>> begin Text provided
L.A. Arena Company, Ltd., a limited partnership has been added as a defendant.
Rosendin is a contractor for a construction project in Los Angeles, California.
On or about August 28, 1998, Intellisec entered into a written Subcontract
Agreement to furnish and install complete and operational fire life safety,
smoke control and mechanical test panel systems for the project. Intellisec
alleges that, with respect to Rosendin, there were substantial delays caused by
failure of other contractors and/or subcontractors as well as change orders such
that Intellisec is owed in excess of $1,000,000 by Rosendin. Intellisec also
claims that Rosendin and Firecom agreed and conspired between themselves to take
over the work from Intellisec and to prevent Intellisec from obtaining a
contract for maintenance services for the systems and equipment upon completion
of the project.
>> end Text provided
>> begin Data
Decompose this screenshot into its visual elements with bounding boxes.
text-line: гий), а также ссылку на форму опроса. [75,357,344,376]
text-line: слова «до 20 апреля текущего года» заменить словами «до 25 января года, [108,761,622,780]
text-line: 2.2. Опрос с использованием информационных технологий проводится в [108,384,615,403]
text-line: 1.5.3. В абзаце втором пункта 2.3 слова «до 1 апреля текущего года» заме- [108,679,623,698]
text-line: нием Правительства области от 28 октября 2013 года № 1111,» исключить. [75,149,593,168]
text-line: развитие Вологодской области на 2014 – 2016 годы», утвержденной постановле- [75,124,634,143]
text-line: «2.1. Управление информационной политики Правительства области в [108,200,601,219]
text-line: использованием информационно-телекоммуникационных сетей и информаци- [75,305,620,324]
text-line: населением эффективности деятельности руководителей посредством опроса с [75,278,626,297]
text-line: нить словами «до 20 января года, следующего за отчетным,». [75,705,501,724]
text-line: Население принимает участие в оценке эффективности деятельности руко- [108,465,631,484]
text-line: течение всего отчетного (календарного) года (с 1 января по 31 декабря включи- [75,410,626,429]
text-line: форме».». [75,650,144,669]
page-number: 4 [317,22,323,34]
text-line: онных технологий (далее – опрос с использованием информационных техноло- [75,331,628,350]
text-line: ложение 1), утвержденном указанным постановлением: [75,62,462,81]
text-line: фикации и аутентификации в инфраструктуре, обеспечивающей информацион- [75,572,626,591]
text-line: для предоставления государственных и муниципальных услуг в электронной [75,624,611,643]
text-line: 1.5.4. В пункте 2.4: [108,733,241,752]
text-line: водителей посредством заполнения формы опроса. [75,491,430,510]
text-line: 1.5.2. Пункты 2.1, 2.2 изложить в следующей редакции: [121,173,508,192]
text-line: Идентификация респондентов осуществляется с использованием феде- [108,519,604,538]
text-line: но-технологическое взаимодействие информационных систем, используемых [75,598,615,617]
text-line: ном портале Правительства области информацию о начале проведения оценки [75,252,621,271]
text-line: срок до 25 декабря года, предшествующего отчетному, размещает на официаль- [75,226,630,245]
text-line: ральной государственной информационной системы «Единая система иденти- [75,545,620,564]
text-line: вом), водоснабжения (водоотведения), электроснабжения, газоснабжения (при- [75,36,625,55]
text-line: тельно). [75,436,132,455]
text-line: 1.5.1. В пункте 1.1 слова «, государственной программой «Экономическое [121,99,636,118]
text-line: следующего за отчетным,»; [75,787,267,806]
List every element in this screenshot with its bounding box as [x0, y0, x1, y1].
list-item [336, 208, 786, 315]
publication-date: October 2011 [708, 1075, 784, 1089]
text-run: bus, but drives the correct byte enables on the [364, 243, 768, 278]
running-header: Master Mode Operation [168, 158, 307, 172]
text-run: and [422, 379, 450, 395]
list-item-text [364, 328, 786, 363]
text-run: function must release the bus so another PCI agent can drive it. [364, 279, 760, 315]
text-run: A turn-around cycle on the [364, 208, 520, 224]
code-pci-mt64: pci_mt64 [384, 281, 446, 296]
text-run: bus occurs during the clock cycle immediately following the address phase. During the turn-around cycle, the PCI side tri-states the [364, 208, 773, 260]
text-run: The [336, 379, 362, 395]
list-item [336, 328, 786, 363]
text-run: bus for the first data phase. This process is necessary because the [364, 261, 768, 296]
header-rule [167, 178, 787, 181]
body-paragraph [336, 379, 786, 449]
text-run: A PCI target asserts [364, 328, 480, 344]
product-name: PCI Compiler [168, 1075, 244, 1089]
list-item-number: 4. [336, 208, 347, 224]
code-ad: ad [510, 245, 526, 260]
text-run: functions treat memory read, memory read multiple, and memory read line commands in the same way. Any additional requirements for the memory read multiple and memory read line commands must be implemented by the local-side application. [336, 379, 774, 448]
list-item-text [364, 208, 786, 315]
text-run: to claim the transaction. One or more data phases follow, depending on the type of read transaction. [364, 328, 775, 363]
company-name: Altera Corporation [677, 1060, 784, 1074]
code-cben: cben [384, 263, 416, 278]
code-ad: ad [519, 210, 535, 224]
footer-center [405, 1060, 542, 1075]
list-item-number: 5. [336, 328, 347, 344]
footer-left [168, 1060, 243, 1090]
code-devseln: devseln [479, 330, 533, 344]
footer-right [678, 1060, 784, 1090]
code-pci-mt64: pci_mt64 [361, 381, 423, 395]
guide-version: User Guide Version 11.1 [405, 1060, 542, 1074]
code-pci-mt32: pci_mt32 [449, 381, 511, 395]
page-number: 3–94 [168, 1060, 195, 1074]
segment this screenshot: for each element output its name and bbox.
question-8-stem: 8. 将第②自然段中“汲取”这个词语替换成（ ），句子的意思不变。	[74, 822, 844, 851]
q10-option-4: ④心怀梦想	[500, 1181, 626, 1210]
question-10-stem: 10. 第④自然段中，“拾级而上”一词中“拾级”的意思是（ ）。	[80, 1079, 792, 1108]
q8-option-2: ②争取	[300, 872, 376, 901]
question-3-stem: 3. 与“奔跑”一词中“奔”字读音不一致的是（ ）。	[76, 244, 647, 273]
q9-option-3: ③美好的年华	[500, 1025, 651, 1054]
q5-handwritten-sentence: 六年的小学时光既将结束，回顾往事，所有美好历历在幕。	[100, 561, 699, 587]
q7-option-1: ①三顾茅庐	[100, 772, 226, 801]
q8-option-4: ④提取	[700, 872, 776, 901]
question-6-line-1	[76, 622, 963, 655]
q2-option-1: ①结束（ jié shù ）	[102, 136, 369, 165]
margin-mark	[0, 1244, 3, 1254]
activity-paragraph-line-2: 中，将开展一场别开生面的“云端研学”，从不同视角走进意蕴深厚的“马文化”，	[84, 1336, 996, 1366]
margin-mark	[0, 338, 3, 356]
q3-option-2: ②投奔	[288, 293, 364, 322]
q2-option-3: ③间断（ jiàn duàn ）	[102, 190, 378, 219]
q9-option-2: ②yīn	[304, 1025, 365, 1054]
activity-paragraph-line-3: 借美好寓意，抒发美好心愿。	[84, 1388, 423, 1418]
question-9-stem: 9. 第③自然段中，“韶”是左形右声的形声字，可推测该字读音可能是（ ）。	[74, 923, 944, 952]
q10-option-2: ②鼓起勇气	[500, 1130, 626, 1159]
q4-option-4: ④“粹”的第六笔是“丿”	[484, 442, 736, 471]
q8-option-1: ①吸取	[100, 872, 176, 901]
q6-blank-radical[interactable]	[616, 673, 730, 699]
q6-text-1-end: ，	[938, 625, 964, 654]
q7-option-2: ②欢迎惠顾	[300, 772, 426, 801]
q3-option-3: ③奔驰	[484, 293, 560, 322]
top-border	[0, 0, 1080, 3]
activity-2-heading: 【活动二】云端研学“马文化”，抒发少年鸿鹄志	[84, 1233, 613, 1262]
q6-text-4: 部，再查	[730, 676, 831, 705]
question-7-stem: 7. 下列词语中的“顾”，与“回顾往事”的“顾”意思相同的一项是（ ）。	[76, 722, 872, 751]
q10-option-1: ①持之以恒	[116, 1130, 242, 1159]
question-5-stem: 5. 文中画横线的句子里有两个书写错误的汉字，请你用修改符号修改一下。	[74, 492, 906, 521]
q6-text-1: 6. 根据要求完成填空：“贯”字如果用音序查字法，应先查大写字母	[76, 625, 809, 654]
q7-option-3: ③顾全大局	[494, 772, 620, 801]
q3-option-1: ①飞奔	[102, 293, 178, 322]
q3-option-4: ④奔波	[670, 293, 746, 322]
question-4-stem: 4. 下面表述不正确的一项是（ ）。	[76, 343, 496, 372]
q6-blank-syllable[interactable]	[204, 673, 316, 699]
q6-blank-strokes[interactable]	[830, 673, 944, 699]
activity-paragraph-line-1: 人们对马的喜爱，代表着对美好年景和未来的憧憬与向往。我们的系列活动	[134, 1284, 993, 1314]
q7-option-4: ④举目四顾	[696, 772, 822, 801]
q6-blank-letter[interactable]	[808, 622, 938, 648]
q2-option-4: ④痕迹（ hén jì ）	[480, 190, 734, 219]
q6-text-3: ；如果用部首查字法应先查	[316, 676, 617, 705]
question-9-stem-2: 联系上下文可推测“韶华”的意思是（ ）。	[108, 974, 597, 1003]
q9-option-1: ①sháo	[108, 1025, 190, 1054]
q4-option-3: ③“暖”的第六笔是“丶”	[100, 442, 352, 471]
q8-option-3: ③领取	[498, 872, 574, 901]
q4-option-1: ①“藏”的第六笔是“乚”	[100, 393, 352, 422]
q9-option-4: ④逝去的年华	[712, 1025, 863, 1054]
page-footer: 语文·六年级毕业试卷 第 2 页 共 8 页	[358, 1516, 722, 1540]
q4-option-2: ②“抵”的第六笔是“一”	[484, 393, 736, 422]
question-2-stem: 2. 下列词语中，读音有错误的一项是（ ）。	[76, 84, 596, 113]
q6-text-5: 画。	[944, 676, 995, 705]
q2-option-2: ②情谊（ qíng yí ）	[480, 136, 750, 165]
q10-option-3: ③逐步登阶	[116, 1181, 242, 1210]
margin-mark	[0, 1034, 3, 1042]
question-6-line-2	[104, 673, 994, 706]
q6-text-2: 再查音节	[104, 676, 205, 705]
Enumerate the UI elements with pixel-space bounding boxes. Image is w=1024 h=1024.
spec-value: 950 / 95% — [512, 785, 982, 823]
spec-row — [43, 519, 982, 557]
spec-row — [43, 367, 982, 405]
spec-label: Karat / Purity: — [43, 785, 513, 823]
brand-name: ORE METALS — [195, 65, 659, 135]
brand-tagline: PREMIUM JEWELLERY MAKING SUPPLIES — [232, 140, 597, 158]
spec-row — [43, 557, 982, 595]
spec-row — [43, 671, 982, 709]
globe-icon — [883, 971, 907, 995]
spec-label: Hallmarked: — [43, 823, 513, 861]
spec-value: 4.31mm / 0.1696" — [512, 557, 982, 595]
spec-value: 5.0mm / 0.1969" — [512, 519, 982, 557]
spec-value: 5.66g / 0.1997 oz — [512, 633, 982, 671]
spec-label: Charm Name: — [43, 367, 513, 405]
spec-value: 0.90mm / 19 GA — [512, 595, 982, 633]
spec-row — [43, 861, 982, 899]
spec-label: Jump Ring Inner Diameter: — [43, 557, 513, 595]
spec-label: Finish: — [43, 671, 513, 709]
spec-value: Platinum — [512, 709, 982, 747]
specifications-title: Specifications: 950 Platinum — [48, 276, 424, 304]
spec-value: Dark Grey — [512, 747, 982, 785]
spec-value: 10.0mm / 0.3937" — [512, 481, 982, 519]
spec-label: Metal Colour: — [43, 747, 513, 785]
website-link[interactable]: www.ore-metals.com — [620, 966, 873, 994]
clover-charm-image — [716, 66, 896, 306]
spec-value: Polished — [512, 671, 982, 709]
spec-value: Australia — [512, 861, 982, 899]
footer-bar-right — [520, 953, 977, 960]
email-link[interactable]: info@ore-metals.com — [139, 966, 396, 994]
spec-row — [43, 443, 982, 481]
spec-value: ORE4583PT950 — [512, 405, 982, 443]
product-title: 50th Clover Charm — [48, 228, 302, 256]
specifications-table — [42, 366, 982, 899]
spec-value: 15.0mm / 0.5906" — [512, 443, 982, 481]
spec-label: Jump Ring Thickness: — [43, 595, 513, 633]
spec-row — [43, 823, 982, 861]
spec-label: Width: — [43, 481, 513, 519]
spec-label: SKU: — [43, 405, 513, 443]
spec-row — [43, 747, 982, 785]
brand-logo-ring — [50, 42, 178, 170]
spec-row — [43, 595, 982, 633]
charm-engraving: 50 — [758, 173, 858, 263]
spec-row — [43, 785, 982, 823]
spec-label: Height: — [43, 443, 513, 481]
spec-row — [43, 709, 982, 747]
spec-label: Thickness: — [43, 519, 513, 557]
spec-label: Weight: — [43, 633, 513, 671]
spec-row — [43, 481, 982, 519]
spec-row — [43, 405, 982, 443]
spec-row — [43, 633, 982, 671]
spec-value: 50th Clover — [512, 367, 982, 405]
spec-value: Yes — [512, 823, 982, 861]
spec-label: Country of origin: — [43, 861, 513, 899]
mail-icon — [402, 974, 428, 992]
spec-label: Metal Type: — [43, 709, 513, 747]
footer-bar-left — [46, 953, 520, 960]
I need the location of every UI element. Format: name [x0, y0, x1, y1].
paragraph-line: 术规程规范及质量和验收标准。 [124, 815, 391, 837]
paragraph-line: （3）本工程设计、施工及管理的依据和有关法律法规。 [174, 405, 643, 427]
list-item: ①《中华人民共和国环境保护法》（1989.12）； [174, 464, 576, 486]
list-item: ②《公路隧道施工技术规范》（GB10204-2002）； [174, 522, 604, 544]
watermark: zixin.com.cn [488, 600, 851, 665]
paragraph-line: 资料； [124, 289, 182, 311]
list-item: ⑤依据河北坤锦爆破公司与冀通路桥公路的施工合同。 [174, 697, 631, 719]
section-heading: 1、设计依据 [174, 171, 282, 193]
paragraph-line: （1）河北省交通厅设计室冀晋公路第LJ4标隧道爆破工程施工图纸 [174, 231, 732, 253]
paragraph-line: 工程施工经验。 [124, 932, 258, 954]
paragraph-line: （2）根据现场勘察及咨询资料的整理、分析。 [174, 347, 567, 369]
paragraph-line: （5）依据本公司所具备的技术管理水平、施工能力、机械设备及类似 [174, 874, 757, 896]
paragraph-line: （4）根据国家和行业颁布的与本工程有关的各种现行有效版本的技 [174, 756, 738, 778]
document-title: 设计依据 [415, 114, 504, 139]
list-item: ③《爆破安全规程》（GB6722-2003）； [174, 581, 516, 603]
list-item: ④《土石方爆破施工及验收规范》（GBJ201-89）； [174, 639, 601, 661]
>> end Data
▸ Task requirements:
- A) In the passage on the Intellisec subcontract dispute, how much does Intellisec claim Rosendin owes it?
- B) Set down everything in the passage on the Intellisec subcontract dispute from "On or about" down to "of the project.", word for word.
- C) Write the next part of the passage on the Intellisec subcontract dispute, picking up after its final sentence.

▸ Outputs for the tasks:
- A) More than $1,000,000.

- B)
On or about August 28, 1998, Intellisec entered into a written Subcontract
Agreement to furnish and install complete and operational fire life safety,
smoke control and mechanical test panel systems for the project. Intellisec
alleges that, with respect to Rosendin, there were substantial delays caused by
failure of other contractors and/or subcontractors as well as change orders such
that Intellisec is owed in excess of $1,000,000 by Rosendin. Intellisec also
claims that Rosendin and Firecom agreed and conspired between themselves to take
over the work from Intellisec and to prevent Intellisec from obtaining a
contract for maintenance services for the systems and equipment upon completion
of the project.

- C)
Firecom denies there was any such conspiracy or arrangement and contends that
Intellisec failed to pay for product delivered to it, failed to have the
necessary manpower or trained technicians for the project and that the removal
of Intellisec from the job by Rosendin was done solely by Rosendin and was the
result of Intellisec's own actions or inaction. The Complaint seeks compensatory
damages against Firecom based on information and belief in an amount in excess
of $1,000,000, interest thereon and costs of suit. In addition, the Complaint
seeks punitive or exemplary damages from Firecom (in California a plaintiff may
not allege a specific amount for punitive damages). On October 29, 1999, Firecom
filed an Answer denying liability and a Cross-Complaint against Intellisec. The
Cross-Complaint seeks compensatory damages for breach of contract and money had
and received in an amount in excess of $200,000 together with interest and costs
of suit. On February 8, 2000, the Court granted Firecom's motion to dismiss or
stay Intellisec's complaint. On December 23, 1999, pursuant to the Court's
Order, the action was stayed pending resolution of the claims in a New York
forum pursuant to the parties' contractual forum selection clause.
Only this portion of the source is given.